Work instructions: From the records below, pull each line that has "change".

[A run of records]
** begin **

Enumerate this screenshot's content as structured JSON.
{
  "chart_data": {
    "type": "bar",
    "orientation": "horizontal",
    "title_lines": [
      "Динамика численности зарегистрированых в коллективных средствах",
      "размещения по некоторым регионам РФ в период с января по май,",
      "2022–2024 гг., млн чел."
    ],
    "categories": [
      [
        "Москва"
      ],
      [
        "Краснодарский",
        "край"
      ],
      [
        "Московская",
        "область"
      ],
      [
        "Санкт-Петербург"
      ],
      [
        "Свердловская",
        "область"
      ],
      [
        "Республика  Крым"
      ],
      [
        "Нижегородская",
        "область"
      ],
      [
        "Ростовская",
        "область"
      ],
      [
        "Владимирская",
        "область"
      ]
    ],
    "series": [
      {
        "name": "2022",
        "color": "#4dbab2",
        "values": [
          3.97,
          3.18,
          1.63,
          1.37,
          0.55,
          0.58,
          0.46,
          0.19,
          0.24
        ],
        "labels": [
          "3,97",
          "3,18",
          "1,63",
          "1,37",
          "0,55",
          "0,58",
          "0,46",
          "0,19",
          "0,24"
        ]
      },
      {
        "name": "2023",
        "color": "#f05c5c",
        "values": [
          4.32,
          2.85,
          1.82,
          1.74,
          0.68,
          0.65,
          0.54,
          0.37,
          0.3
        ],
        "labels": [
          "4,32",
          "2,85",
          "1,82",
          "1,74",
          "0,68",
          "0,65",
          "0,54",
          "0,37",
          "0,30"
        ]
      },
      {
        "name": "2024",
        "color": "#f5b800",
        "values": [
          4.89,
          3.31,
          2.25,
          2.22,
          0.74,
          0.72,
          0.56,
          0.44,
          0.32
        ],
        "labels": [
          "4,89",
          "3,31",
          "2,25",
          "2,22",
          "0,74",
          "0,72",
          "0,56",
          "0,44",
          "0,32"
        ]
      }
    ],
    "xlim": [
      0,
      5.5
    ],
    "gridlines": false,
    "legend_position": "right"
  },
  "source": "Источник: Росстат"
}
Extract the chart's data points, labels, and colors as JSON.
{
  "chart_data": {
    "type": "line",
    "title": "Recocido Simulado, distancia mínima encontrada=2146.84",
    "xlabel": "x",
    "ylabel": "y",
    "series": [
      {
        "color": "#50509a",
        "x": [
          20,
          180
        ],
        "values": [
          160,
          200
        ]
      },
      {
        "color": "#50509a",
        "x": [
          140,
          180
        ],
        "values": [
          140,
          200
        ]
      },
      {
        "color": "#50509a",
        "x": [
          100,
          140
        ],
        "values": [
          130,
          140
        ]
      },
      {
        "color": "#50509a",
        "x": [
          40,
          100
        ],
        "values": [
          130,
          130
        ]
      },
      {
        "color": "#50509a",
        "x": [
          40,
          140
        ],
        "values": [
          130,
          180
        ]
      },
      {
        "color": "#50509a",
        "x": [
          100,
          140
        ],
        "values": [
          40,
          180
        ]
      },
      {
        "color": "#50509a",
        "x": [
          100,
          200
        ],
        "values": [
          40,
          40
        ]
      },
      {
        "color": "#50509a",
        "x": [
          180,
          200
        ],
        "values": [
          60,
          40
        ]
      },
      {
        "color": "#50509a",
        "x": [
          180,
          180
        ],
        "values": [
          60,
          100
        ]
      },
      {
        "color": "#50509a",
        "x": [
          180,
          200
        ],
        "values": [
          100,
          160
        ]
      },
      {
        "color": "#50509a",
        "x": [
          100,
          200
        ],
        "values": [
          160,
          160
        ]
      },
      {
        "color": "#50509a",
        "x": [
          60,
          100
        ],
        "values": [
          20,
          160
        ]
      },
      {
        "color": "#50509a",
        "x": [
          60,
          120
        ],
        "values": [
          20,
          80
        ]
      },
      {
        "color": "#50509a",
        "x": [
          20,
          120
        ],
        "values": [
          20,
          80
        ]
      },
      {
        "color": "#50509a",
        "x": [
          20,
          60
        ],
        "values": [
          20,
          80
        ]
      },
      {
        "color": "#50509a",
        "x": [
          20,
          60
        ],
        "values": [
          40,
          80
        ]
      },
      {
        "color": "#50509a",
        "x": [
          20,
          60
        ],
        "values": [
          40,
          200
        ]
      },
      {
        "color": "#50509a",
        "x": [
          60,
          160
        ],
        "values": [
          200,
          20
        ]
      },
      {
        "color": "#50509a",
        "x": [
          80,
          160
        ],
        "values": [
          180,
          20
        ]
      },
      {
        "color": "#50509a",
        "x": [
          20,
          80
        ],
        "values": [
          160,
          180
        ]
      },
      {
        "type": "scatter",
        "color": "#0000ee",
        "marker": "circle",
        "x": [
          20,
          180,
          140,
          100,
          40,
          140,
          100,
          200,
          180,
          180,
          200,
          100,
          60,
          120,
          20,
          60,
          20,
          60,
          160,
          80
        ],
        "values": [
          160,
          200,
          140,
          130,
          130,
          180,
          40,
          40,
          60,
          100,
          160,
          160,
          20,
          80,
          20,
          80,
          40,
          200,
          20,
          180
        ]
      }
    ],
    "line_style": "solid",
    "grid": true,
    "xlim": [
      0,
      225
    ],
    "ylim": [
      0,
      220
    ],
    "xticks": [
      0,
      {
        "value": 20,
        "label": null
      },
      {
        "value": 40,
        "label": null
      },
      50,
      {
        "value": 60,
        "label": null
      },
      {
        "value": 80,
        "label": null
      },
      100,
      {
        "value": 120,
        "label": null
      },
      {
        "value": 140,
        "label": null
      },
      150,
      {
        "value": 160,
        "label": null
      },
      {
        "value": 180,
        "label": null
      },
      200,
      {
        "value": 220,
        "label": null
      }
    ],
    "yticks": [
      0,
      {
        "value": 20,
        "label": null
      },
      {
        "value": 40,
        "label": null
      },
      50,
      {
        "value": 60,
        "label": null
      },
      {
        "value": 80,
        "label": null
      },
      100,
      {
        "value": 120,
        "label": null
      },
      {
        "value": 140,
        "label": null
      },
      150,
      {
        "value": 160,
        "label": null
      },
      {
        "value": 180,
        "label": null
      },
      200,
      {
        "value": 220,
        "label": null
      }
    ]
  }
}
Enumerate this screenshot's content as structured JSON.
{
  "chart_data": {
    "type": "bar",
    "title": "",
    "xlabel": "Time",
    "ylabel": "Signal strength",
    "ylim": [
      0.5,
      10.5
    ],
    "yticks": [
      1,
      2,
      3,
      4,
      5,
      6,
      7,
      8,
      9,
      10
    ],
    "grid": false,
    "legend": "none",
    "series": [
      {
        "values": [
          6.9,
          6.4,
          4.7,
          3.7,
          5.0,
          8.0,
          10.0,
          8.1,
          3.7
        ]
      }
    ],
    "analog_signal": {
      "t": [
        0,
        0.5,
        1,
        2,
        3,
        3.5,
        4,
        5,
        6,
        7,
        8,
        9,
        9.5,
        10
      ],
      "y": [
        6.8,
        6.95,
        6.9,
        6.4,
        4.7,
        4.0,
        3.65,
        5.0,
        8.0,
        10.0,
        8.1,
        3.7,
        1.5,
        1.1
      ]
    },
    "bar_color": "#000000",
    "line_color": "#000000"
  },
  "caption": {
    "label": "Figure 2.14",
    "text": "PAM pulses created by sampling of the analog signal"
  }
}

** end **
** begin **

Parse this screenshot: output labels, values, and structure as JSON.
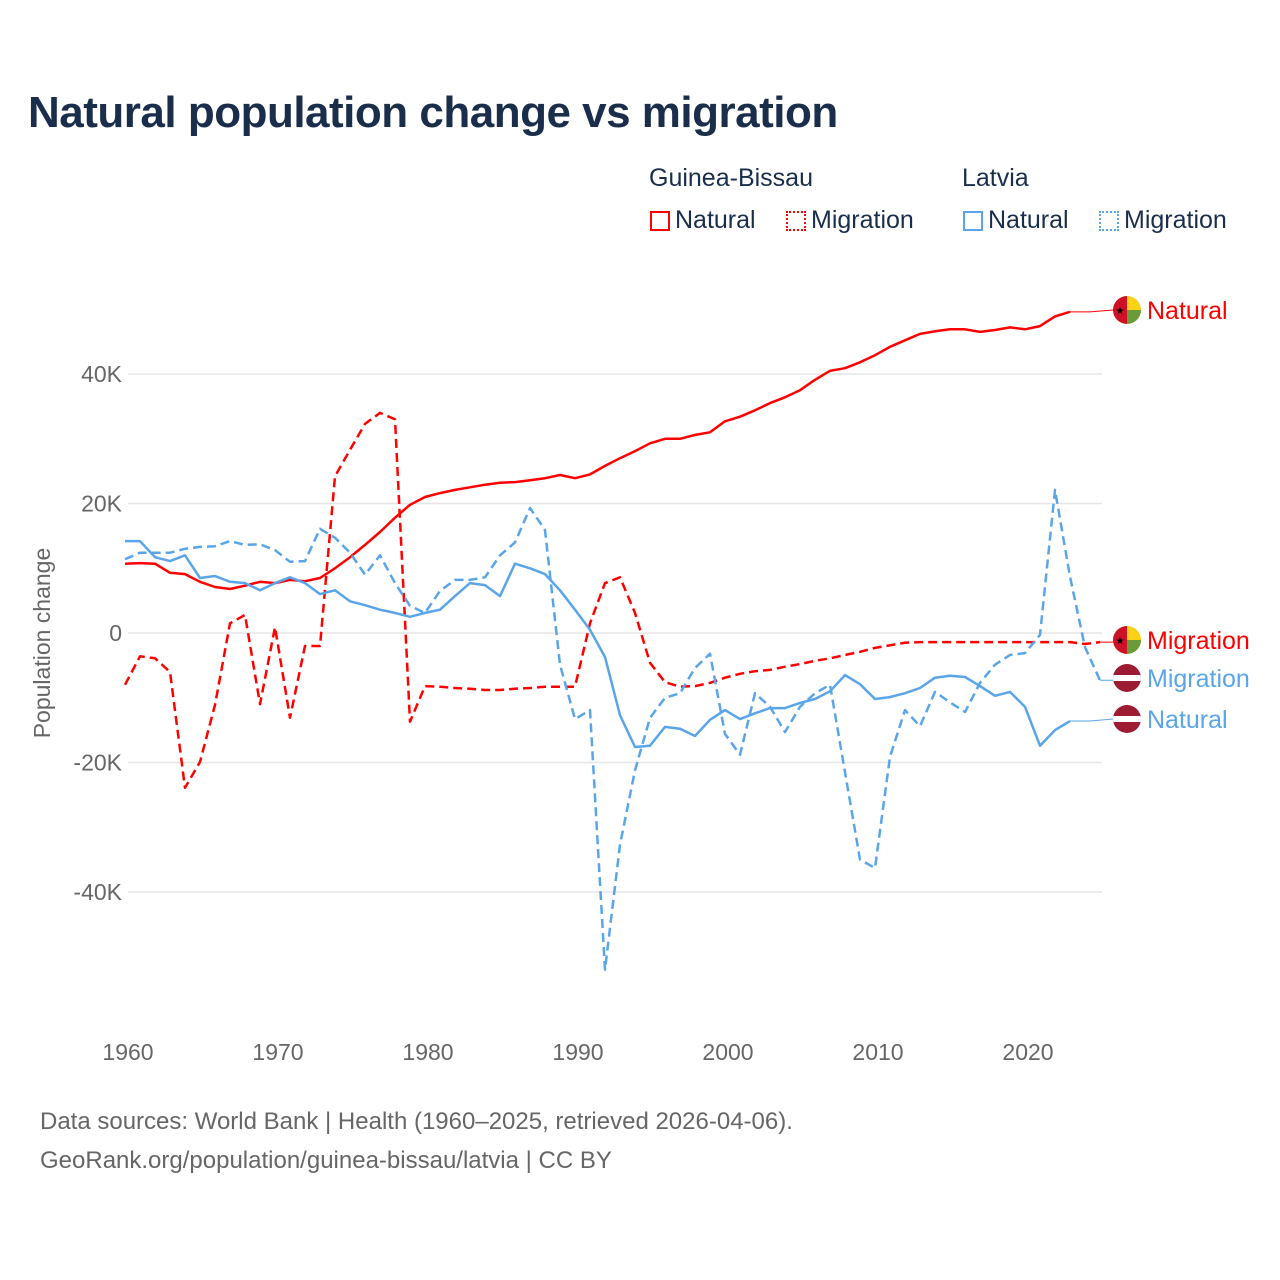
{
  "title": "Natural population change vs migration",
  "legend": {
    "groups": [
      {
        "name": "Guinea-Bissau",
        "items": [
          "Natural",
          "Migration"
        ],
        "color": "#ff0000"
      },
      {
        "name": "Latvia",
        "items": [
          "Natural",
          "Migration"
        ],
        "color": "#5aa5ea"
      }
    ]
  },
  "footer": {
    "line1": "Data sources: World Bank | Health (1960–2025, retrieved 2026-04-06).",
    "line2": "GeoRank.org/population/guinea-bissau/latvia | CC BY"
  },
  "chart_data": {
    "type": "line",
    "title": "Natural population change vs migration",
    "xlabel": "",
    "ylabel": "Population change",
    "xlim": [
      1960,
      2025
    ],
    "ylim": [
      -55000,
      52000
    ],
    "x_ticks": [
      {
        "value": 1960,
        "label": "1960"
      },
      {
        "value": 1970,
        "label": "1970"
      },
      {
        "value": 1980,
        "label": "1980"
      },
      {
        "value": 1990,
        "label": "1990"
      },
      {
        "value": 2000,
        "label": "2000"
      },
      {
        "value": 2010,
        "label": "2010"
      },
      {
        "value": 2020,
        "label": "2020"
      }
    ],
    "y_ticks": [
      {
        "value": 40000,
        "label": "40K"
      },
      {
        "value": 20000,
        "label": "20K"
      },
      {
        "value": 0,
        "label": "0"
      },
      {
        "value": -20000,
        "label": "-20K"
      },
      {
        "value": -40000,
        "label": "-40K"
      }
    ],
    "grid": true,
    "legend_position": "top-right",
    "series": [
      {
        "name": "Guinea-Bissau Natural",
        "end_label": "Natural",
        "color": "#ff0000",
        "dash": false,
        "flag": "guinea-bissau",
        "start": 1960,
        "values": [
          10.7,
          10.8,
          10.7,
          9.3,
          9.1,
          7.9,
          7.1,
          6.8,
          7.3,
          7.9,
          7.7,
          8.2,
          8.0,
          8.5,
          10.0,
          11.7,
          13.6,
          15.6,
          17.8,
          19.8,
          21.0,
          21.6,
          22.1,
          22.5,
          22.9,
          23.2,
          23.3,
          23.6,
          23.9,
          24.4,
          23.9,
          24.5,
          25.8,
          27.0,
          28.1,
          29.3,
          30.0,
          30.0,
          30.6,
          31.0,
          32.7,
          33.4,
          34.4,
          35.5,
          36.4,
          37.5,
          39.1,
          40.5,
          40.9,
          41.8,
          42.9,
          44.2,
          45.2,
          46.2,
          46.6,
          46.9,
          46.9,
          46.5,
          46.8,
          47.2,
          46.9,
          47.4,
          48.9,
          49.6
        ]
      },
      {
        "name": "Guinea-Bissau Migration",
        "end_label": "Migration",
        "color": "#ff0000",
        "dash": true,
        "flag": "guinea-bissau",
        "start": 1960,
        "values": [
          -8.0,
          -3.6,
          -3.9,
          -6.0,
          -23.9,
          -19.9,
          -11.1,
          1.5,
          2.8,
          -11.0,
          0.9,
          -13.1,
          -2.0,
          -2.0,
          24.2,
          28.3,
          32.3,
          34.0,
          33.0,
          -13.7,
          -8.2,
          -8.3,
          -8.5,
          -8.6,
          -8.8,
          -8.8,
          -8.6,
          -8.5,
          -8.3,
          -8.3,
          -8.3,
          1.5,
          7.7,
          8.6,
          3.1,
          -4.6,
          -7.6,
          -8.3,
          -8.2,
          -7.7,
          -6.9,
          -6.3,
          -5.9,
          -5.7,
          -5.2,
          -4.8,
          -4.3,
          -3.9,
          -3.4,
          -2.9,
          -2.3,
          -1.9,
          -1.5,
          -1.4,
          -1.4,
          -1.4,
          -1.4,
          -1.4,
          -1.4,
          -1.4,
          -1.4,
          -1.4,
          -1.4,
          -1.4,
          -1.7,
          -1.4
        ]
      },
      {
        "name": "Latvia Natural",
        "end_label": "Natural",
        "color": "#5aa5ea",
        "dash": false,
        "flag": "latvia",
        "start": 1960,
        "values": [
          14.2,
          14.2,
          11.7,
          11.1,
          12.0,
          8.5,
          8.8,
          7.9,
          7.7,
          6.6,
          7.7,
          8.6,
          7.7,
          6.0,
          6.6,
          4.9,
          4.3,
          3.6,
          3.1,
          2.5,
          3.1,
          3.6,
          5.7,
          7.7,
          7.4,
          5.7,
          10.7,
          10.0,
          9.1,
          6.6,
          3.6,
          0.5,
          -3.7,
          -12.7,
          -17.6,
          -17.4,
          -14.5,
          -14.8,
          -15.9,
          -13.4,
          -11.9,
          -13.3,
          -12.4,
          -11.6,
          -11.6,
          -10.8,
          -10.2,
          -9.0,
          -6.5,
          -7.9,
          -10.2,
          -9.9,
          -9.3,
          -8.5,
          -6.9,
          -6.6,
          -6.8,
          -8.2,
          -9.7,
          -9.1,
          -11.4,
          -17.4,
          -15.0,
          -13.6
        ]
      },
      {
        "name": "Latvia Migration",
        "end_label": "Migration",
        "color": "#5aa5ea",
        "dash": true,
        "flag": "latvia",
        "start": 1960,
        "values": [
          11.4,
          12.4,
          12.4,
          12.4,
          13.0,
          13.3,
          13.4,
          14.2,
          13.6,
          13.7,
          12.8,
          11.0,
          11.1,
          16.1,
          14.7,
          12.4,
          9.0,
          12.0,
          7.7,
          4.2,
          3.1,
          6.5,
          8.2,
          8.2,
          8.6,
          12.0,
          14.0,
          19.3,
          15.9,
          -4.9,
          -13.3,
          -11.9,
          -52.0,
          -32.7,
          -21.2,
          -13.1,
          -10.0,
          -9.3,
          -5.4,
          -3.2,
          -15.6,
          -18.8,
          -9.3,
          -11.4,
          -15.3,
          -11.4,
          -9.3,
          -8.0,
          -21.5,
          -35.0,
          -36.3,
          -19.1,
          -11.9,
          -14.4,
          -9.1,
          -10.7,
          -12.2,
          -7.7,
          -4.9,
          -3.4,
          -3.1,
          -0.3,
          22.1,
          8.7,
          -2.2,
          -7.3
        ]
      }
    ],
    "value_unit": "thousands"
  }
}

** end **

Exercise response:
  "title": "Natural population change vs migration",
    "title": "Natural population change vs migration",
    "ylabel": "Population change",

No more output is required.